> [Exercise inputs]
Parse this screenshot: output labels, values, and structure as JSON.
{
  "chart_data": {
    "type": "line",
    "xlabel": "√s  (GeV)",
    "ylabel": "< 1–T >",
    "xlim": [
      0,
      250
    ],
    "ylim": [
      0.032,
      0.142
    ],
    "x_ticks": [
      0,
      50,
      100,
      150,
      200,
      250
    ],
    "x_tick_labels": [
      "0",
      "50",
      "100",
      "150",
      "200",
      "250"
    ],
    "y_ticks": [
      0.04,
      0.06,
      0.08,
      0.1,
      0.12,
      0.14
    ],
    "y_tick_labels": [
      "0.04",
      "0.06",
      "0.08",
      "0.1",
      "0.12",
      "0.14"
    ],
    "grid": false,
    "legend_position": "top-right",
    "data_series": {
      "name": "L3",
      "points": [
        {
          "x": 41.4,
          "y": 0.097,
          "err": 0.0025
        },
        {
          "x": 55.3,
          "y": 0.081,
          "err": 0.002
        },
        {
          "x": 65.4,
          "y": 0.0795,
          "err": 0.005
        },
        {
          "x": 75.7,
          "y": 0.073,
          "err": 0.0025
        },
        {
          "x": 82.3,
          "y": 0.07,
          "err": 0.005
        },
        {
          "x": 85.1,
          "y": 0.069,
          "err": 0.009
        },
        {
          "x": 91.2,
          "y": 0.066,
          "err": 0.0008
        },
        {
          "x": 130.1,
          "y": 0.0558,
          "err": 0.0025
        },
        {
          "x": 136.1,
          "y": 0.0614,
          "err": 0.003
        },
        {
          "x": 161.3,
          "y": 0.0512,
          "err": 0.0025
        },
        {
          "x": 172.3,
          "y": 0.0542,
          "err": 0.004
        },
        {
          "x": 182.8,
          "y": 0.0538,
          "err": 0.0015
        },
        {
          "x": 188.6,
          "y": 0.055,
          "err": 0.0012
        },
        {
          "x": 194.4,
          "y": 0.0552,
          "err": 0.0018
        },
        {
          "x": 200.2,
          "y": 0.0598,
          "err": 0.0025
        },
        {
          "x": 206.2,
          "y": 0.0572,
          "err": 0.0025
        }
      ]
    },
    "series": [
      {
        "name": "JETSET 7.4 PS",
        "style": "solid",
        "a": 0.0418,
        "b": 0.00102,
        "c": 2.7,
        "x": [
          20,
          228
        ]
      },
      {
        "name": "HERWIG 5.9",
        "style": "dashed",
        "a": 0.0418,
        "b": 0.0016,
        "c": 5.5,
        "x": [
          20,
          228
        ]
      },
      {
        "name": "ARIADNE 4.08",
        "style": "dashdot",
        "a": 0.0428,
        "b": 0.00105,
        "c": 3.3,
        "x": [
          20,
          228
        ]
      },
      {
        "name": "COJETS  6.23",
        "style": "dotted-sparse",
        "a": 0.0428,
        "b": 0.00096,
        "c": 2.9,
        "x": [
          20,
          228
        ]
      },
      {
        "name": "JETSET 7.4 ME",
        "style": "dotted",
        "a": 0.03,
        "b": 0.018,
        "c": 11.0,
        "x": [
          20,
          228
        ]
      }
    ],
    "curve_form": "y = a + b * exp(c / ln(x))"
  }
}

> [Task goal] Above are some records. Count the lines among them with the word "name", and answer with the number only.

> [Task response] 6